Data
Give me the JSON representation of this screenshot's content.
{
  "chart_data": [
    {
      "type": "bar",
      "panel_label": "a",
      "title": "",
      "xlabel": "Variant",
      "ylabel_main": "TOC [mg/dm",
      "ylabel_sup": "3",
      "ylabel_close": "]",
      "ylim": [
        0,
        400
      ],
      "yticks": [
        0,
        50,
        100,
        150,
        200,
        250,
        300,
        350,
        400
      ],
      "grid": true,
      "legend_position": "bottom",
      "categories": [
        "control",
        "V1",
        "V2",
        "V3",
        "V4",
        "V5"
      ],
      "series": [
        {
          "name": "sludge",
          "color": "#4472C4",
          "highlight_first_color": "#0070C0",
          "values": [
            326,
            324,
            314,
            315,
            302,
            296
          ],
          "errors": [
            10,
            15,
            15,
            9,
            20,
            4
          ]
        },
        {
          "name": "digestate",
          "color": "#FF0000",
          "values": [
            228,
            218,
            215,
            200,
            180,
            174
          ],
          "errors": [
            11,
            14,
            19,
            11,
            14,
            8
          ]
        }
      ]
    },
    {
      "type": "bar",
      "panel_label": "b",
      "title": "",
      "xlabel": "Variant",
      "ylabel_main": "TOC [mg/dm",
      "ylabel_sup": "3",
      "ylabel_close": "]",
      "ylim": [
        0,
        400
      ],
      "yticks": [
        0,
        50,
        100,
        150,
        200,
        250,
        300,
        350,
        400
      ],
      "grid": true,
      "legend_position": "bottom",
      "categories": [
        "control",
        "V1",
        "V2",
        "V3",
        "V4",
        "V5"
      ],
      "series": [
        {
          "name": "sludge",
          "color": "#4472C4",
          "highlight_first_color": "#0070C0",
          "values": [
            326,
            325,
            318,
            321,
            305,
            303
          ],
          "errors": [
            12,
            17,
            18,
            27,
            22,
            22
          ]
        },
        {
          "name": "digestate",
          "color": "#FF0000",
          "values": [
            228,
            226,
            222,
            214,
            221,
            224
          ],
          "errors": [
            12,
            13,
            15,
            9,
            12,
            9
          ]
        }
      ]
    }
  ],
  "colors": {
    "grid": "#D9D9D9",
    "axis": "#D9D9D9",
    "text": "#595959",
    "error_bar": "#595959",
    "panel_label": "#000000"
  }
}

Problem description
Print all of the entries exactly as they appear.

Final result
Give me the JSON representation of this screenshot's content.
{
  "chart_data": [
    {
      "type": "bar",
      "panel_label": "a",
      "title": "",
      "xlabel": "Variant",
      "ylabel_main": "TOC [mg/dm",
      "ylabel_sup": "3",
      "ylabel_close": "]",
      "ylim": [
        0,
        400
      ],
      "yticks": [
        0,
        50,
        100,
        150,
        200,
        250,
        300,
        350,
        400
      ],
      "grid": true,
      "legend_position": "bottom",
      "categories": [
        "control",
        "V1",
        "V2",
        "V3",
        "V4",
        "V5"
      ],
      "series": [
        {
          "name": "sludge",
          "color": "#4472C4",
          "highlight_first_color": "#0070C0",
          "values": [
            326,
            324,
            314,
            315,
            302,
            296
          ],
          "errors": [
            10,
            15,
            15,
            9,
            20,
            4
          ]
        },
        {
          "name": "digestate",
          "color": "#FF0000",
          "values": [
            228,
            218,
            215,
            200,
            180,
            174
          ],
          "errors": [
            11,
            14,
            19,
            11,
            14,
            8
          ]
        }
      ]
    },
    {
      "type": "bar",
      "panel_label": "b",
      "title": "",
      "xlabel": "Variant",
      "ylabel_main": "TOC [mg/dm",
      "ylabel_sup": "3",
      "ylabel_close": "]",
      "ylim": [
        0,
        400
      ],
      "yticks": [
        0,
        50,
        100,
        150,
        200,
        250,
        300,
        350,
        400
      ],
      "grid": true,
      "legend_position": "bottom",
      "categories": [
        "control",
        "V1",
        "V2",
        "V3",
        "V4",
        "V5"
      ],
      "series": [
        {
          "name": "sludge",
          "color": "#4472C4",
          "highlight_first_color": "#0070C0",
          "values": [
            326,
            325,
            318,
            321,
            305,
            303
          ],
          "errors": [
            12,
            17,
            18,
            27,
            22,
            22
          ]
        },
        {
          "name": "digestate",
          "color": "#FF0000",
          "values": [
            228,
            226,
            222,
            214,
            221,
            224
          ],
          "errors": [
            12,
            13,
            15,
            9,
            12,
            9
          ]
        }
      ]
    }
  ],
  "colors": {
    "grid": "#D9D9D9",
    "axis": "#D9D9D9",
    "text": "#595959",
    "error_bar": "#595959",
    "panel_label": "#000000"
  }
}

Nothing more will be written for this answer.